* **Objective**
Each line of the listing must be transcribed exactly, except for the images, which should be excluded.

* **Provided data**
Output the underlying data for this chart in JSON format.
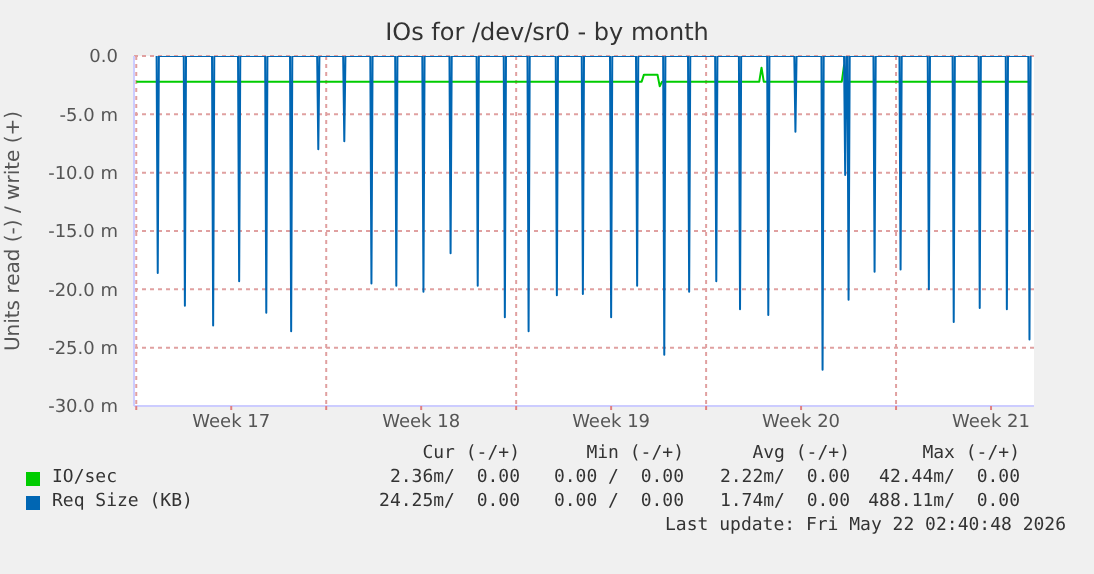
{
  "chart_data": {
    "type": "line",
    "title": "IOs for /dev/sr0 - by month",
    "ylabel": "Units read (-) / write (+)",
    "xlim": [
      "2026-04-19T22:00",
      "2026-05-23T02:00"
    ],
    "xticks": [
      {
        "value": "2026-04-20",
        "label": null
      },
      {
        "value": "2026-04-23T12:00",
        "label": "Week 17"
      },
      {
        "value": "2026-04-27",
        "label": null
      },
      {
        "value": "2026-04-30T12:00",
        "label": "Week 18"
      },
      {
        "value": "2026-05-04",
        "label": null
      },
      {
        "value": "2026-05-07T12:00",
        "label": "Week 19"
      },
      {
        "value": "2026-05-11",
        "label": null
      },
      {
        "value": "2026-05-14T12:00",
        "label": "Week 20"
      },
      {
        "value": "2026-05-18",
        "label": null
      },
      {
        "value": "2026-05-21T12:00",
        "label": "Week 21"
      }
    ],
    "ylim": [
      -30,
      0
    ],
    "yticks": [
      {
        "value": 0,
        "label": "0.0"
      },
      {
        "value": -5,
        "label": "-5.0 m"
      },
      {
        "value": -10,
        "label": "-10.0 m"
      },
      {
        "value": -15,
        "label": "-15.0 m"
      },
      {
        "value": -20,
        "label": "-20.0 m"
      },
      {
        "value": -25,
        "label": "-25.0 m"
      },
      {
        "value": -30,
        "label": "-30.0 m"
      }
    ],
    "grid": true,
    "legend": "bottom",
    "marker": "none",
    "line_style": "solid",
    "series": [
      {
        "name": "IO/sec",
        "color": "#00cc00",
        "x": [
          "2026-04-20T00:00",
          "2026-05-08T15:00",
          "2026-05-08T17:00",
          "2026-05-09T05:00",
          "2026-05-09T07:00",
          "2026-05-09T09:00",
          "2026-05-12T23:00",
          "2026-05-13T01:00",
          "2026-05-13T03:00",
          "2026-05-16T00:00",
          "2026-05-16T02:00",
          "2026-05-16T04:00",
          "2026-05-22T22:00"
        ],
        "values": [
          -2.2,
          -2.2,
          -1.6,
          -1.6,
          -2.6,
          -2.2,
          -2.2,
          -1.0,
          -2.2,
          -2.2,
          -0.8,
          -2.2,
          -2.2
        ]
      },
      {
        "name": "Req Size (KB)",
        "color": "#0066b3",
        "x": [
          "2026-04-20T18:00",
          "2026-04-20T19:00",
          "2026-04-20T20:00",
          "2026-04-21T18:00",
          "2026-04-21T19:00",
          "2026-04-21T20:00",
          "2026-04-22T19:00",
          "2026-04-22T20:00",
          "2026-04-22T21:00",
          "2026-04-23T18:00",
          "2026-04-23T19:00",
          "2026-04-23T20:00",
          "2026-04-24T18:00",
          "2026-04-24T19:00",
          "2026-04-24T20:00",
          "2026-04-25T16:00",
          "2026-04-25T17:00",
          "2026-04-25T18:00",
          "2026-04-26T16:00",
          "2026-04-26T17:00",
          "2026-04-26T18:00",
          "2026-04-27T15:00",
          "2026-04-27T16:00",
          "2026-04-27T17:00",
          "2026-04-28T15:00",
          "2026-04-28T16:00",
          "2026-04-28T17:00",
          "2026-04-29T13:00",
          "2026-04-29T14:00",
          "2026-04-29T15:00",
          "2026-04-30T13:00",
          "2026-04-30T14:00",
          "2026-04-30T15:00",
          "2026-05-01T13:00",
          "2026-05-01T14:00",
          "2026-05-01T15:00",
          "2026-05-02T13:00",
          "2026-05-02T14:00",
          "2026-05-02T15:00",
          "2026-05-03T13:00",
          "2026-05-03T14:00",
          "2026-05-03T15:00",
          "2026-05-04T10:00",
          "2026-05-04T11:00",
          "2026-05-04T12:00",
          "2026-05-05T11:00",
          "2026-05-05T12:00",
          "2026-05-05T13:00",
          "2026-05-06T10:00",
          "2026-05-06T11:00",
          "2026-05-06T12:00",
          "2026-05-07T11:00",
          "2026-05-07T12:00",
          "2026-05-07T13:00",
          "2026-05-08T10:00",
          "2026-05-08T11:00",
          "2026-05-08T12:00",
          "2026-05-09T10:00",
          "2026-05-09T11:00",
          "2026-05-09T12:00",
          "2026-05-10T08:00",
          "2026-05-10T09:00",
          "2026-05-10T10:00",
          "2026-05-11T08:00",
          "2026-05-11T09:00",
          "2026-05-11T10:00",
          "2026-05-12T05:00",
          "2026-05-12T06:00",
          "2026-05-12T07:00",
          "2026-05-13T06:00",
          "2026-05-13T07:00",
          "2026-05-13T08:00",
          "2026-05-14T06:00",
          "2026-05-14T07:00",
          "2026-05-14T08:00",
          "2026-05-15T06:00",
          "2026-05-15T07:00",
          "2026-05-15T08:00",
          "2026-05-16T02:00",
          "2026-05-16T03:00",
          "2026-05-16T04:00",
          "2026-05-16T05:00",
          "2026-05-16T06:00",
          "2026-05-16T07:00",
          "2026-05-17T04:00",
          "2026-05-17T05:00",
          "2026-05-17T06:00",
          "2026-05-18T03:00",
          "2026-05-18T04:00",
          "2026-05-18T05:00",
          "2026-05-19T04:00",
          "2026-05-19T05:00",
          "2026-05-19T06:00",
          "2026-05-20T02:00",
          "2026-05-20T03:00",
          "2026-05-20T04:00",
          "2026-05-21T01:00",
          "2026-05-21T02:00",
          "2026-05-21T03:00",
          "2026-05-22T01:00",
          "2026-05-22T02:00",
          "2026-05-22T03:00",
          "2026-05-22T21:00",
          "2026-05-22T22:00",
          "2026-05-22T23:00"
        ],
        "values": [
          0,
          -18.6,
          0,
          0,
          -21.4,
          0,
          0,
          -23.1,
          0,
          0,
          -19.3,
          0,
          0,
          -22.0,
          0,
          0,
          -23.6,
          0,
          0,
          -8.0,
          0,
          0,
          -7.3,
          0,
          0,
          -19.5,
          0,
          0,
          -19.7,
          0,
          0,
          -20.2,
          0,
          0,
          -16.9,
          0,
          0,
          -19.7,
          0,
          0,
          -22.4,
          0,
          0,
          -23.6,
          0,
          0,
          -20.5,
          0,
          0,
          -20.4,
          0,
          0,
          -22.4,
          0,
          0,
          -19.7,
          0,
          0,
          -25.6,
          0,
          0,
          -20.2,
          0,
          0,
          -19.3,
          0,
          0,
          -21.7,
          0,
          0,
          -22.2,
          0,
          0,
          -6.5,
          0,
          0,
          -26.9,
          0,
          0,
          -10.2,
          0,
          0,
          -20.9,
          0,
          0,
          -18.5,
          0,
          0,
          -18.3,
          0,
          0,
          -20.0,
          0,
          0,
          -22.8,
          0,
          0,
          -21.6,
          0,
          0,
          -21.7,
          0,
          0,
          -24.3,
          0
        ]
      }
    ],
    "annotations": [
      "Cur (-/+)",
      "Min (-/+)",
      "Avg (-/+)",
      "Max (-/+)",
      "2.36m/  0.00",
      "0.00 /  0.00",
      "2.22m/  0.00",
      "42.44m/  0.00",
      "24.25m/  0.00",
      "0.00 /  0.00",
      "1.74m/  0.00",
      "488.11m/  0.00",
      "Last update: Fri May 22 02:40:48 2026"
    ]
  }
}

* **Task result**
Output the underlying data for this chart in JSON format.
{
  "chart_data": {
    "type": "line",
    "title": "IOs for /dev/sr0 - by month",
    "ylabel": "Units read (-) / write (+)",
    "xlim": [
      "2026-04-19T22:00",
      "2026-05-23T02:00"
    ],
    "xticks": [
      {
        "value": "2026-04-20",
        "label": null
      },
      {
        "value": "2026-04-23T12:00",
        "label": "Week 17"
      },
      {
        "value": "2026-04-27",
        "label": null
      },
      {
        "value": "2026-04-30T12:00",
        "label": "Week 18"
      },
      {
        "value": "2026-05-04",
        "label": null
      },
      {
        "value": "2026-05-07T12:00",
        "label": "Week 19"
      },
      {
        "value": "2026-05-11",
        "label": null
      },
      {
        "value": "2026-05-14T12:00",
        "label": "Week 20"
      },
      {
        "value": "2026-05-18",
        "label": null
      },
      {
        "value": "2026-05-21T12:00",
        "label": "Week 21"
      }
    ],
    "ylim": [
      -30,
      0
    ],
    "yticks": [
      {
        "value": 0,
        "label": "0.0"
      },
      {
        "value": -5,
        "label": "-5.0 m"
      },
      {
        "value": -10,
        "label": "-10.0 m"
      },
      {
        "value": -15,
        "label": "-15.0 m"
      },
      {
        "value": -20,
        "label": "-20.0 m"
      },
      {
        "value": -25,
        "label": "-25.0 m"
      },
      {
        "value": -30,
        "label": "-30.0 m"
      }
    ],
    "grid": true,
    "legend": "bottom",
    "marker": "none",
    "line_style": "solid",
    "series": [
      {
        "name": "IO/sec",
        "color": "#00cc00",
        "x": [
          "2026-04-20T00:00",
          "2026-05-08T15:00",
          "2026-05-08T17:00",
          "2026-05-09T05:00",
          "2026-05-09T07:00",
          "2026-05-09T09:00",
          "2026-05-12T23:00",
          "2026-05-13T01:00",
          "2026-05-13T03:00",
          "2026-05-16T00:00",
          "2026-05-16T02:00",
          "2026-05-16T04:00",
          "2026-05-22T22:00"
        ],
        "values": [
          -2.2,
          -2.2,
          -1.6,
          -1.6,
          -2.6,
          -2.2,
          -2.2,
          -1.0,
          -2.2,
          -2.2,
          -0.8,
          -2.2,
          -2.2
        ]
      },
      {
        "name": "Req Size (KB)",
        "color": "#0066b3",
        "x": [
          "2026-04-20T18:00",
          "2026-04-20T19:00",
          "2026-04-20T20:00",
          "2026-04-21T18:00",
          "2026-04-21T19:00",
          "2026-04-21T20:00",
          "2026-04-22T19:00",
          "2026-04-22T20:00",
          "2026-04-22T21:00",
          "2026-04-23T18:00",
          "2026-04-23T19:00",
          "2026-04-23T20:00",
          "2026-04-24T18:00",
          "2026-04-24T19:00",
          "2026-04-24T20:00",
          "2026-04-25T16:00",
          "2026-04-25T17:00",
          "2026-04-25T18:00",
          "2026-04-26T16:00",
          "2026-04-26T17:00",
          "2026-04-26T18:00",
          "2026-04-27T15:00",
          "2026-04-27T16:00",
          "2026-04-27T17:00",
          "2026-04-28T15:00",
          "2026-04-28T16:00",
          "2026-04-28T17:00",
          "2026-04-29T13:00",
          "2026-04-29T14:00",
          "2026-04-29T15:00",
          "2026-04-30T13:00",
          "2026-04-30T14:00",
          "2026-04-30T15:00",
          "2026-05-01T13:00",
          "2026-05-01T14:00",
          "2026-05-01T15:00",
          "2026-05-02T13:00",
          "2026-05-02T14:00",
          "2026-05-02T15:00",
          "2026-05-03T13:00",
          "2026-05-03T14:00",
          "2026-05-03T15:00",
          "2026-05-04T10:00",
          "2026-05-04T11:00",
          "2026-05-04T12:00",
          "2026-05-05T11:00",
          "2026-05-05T12:00",
          "2026-05-05T13:00",
          "2026-05-06T10:00",
          "2026-05-06T11:00",
          "2026-05-06T12:00",
          "2026-05-07T11:00",
          "2026-05-07T12:00",
          "2026-05-07T13:00",
          "2026-05-08T10:00",
          "2026-05-08T11:00",
          "2026-05-08T12:00",
          "2026-05-09T10:00",
          "2026-05-09T11:00",
          "2026-05-09T12:00",
          "2026-05-10T08:00",
          "2026-05-10T09:00",
          "2026-05-10T10:00",
          "2026-05-11T08:00",
          "2026-05-11T09:00",
          "2026-05-11T10:00",
          "2026-05-12T05:00",
          "2026-05-12T06:00",
          "2026-05-12T07:00",
          "2026-05-13T06:00",
          "2026-05-13T07:00",
          "2026-05-13T08:00",
          "2026-05-14T06:00",
          "2026-05-14T07:00",
          "2026-05-14T08:00",
          "2026-05-15T06:00",
          "2026-05-15T07:00",
          "2026-05-15T08:00",
          "2026-05-16T02:00",
          "2026-05-16T03:00",
          "2026-05-16T04:00",
          "2026-05-16T05:00",
          "2026-05-16T06:00",
          "2026-05-16T07:00",
          "2026-05-17T04:00",
          "2026-05-17T05:00",
          "2026-05-17T06:00",
          "2026-05-18T03:00",
          "2026-05-18T04:00",
          "2026-05-18T05:00",
          "2026-05-19T04:00",
          "2026-05-19T05:00",
          "2026-05-19T06:00",
          "2026-05-20T02:00",
          "2026-05-20T03:00",
          "2026-05-20T04:00",
          "2026-05-21T01:00",
          "2026-05-21T02:00",
          "2026-05-21T03:00",
          "2026-05-22T01:00",
          "2026-05-22T02:00",
          "2026-05-22T03:00",
          "2026-05-22T21:00",
          "2026-05-22T22:00",
          "2026-05-22T23:00"
        ],
        "values": [
          0,
          -18.6,
          0,
          0,
          -21.4,
          0,
          0,
          -23.1,
          0,
          0,
          -19.3,
          0,
          0,
          -22.0,
          0,
          0,
          -23.6,
          0,
          0,
          -8.0,
          0,
          0,
          -7.3,
          0,
          0,
          -19.5,
          0,
          0,
          -19.7,
          0,
          0,
          -20.2,
          0,
          0,
          -16.9,
          0,
          0,
          -19.7,
          0,
          0,
          -22.4,
          0,
          0,
          -23.6,
          0,
          0,
          -20.5,
          0,
          0,
          -20.4,
          0,
          0,
          -22.4,
          0,
          0,
          -19.7,
          0,
          0,
          -25.6,
          0,
          0,
          -20.2,
          0,
          0,
          -19.3,
          0,
          0,
          -21.7,
          0,
          0,
          -22.2,
          0,
          0,
          -6.5,
          0,
          0,
          -26.9,
          0,
          0,
          -10.2,
          0,
          0,
          -20.9,
          0,
          0,
          -18.5,
          0,
          0,
          -18.3,
          0,
          0,
          -20.0,
          0,
          0,
          -22.8,
          0,
          0,
          -21.6,
          0,
          0,
          -21.7,
          0,
          0,
          -24.3,
          0
        ]
      }
    ],
    "annotations": [
      "Cur (-/+)",
      "Min (-/+)",
      "Avg (-/+)",
      "Max (-/+)",
      "2.36m/  0.00",
      "0.00 /  0.00",
      "2.22m/  0.00",
      "42.44m/  0.00",
      "24.25m/  0.00",
      "0.00 /  0.00",
      "1.74m/  0.00",
      "488.11m/  0.00",
      "Last update: Fri May 22 02:40:48 2026"
    ]
  }
}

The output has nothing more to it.